Exercise requirements: In the entries below, count every line with the word "Sterne". Return only the count.

Dataset items:
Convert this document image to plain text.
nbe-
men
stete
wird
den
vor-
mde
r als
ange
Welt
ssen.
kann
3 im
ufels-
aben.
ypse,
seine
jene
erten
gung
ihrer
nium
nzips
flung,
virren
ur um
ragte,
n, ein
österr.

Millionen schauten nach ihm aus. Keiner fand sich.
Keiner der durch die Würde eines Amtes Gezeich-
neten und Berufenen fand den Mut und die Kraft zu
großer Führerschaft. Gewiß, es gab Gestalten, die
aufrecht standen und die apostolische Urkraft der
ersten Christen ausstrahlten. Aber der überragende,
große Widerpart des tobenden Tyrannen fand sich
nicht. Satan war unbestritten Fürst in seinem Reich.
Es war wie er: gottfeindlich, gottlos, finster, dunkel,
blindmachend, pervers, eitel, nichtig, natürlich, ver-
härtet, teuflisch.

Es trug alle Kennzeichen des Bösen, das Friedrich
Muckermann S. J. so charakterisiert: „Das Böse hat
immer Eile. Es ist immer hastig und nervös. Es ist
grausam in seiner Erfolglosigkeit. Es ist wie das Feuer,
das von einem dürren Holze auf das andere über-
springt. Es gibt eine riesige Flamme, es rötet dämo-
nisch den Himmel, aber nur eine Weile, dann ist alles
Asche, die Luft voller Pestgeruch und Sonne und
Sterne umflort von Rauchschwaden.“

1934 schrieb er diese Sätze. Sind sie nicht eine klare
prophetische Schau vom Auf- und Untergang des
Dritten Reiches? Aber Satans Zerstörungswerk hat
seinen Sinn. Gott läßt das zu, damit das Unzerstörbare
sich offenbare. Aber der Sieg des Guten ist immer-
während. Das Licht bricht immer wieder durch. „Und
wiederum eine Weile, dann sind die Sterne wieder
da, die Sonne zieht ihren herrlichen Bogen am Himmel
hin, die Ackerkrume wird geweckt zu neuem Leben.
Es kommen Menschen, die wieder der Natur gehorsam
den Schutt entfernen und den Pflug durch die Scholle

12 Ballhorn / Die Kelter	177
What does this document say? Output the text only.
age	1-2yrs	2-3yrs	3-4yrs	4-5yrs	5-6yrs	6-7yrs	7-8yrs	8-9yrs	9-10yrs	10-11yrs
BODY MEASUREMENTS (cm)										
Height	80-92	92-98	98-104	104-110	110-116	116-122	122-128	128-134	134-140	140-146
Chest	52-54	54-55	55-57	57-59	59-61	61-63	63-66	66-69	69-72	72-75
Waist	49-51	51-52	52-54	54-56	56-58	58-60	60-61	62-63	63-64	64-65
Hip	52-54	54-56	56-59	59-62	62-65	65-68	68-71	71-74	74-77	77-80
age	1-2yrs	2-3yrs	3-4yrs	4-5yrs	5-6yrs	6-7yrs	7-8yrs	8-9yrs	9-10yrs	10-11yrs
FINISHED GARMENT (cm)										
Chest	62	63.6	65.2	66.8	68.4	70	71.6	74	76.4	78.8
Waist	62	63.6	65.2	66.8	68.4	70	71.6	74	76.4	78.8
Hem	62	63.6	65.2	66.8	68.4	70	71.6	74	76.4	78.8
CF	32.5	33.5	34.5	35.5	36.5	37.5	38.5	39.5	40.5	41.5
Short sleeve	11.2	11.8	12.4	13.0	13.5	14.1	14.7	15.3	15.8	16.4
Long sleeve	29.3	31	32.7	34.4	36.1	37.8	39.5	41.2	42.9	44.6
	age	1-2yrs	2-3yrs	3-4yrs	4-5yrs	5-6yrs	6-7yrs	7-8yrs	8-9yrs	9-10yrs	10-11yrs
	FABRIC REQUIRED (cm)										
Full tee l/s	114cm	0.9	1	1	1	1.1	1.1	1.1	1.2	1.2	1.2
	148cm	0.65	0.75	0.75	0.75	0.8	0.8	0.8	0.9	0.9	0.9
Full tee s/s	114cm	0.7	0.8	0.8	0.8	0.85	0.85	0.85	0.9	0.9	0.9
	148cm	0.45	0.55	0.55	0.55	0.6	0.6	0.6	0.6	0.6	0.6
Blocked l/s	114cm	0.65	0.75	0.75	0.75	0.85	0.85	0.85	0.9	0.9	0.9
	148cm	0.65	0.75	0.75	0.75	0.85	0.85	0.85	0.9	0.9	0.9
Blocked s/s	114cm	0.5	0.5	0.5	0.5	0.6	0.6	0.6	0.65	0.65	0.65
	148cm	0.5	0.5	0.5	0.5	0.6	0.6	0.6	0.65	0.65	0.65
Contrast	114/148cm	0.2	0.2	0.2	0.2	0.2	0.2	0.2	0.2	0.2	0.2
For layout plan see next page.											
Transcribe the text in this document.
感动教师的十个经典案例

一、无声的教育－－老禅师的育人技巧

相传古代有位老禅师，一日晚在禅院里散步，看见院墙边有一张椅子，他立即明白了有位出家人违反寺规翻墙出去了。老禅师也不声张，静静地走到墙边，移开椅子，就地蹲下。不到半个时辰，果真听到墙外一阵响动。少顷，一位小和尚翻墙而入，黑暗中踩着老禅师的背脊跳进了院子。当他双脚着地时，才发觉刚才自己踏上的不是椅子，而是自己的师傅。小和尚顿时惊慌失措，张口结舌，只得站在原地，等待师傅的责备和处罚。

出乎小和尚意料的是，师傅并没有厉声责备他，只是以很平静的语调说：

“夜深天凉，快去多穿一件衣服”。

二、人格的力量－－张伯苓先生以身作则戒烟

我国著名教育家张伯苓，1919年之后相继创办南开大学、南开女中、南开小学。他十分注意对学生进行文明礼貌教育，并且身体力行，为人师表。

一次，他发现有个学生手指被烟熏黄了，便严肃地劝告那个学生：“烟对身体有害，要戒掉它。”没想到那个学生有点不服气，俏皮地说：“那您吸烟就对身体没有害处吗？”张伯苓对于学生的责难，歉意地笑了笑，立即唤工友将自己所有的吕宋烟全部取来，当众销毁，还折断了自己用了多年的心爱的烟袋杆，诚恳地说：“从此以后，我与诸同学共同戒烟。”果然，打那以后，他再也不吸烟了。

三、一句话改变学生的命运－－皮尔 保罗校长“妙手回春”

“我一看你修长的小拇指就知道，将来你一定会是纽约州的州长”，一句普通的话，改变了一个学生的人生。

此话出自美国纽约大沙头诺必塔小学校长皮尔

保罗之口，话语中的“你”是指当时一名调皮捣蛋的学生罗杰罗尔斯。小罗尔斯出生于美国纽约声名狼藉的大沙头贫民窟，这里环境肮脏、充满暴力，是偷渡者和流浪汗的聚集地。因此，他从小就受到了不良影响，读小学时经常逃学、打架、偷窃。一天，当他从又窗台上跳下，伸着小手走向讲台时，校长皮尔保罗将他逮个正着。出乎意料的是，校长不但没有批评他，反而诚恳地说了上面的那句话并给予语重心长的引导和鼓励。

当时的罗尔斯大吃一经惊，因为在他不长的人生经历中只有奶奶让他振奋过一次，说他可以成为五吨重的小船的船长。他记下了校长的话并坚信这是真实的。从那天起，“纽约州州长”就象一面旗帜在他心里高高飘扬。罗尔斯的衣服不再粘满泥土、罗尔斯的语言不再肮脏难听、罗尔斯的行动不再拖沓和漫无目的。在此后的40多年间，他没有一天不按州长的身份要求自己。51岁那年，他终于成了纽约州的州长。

Answer to the task: 2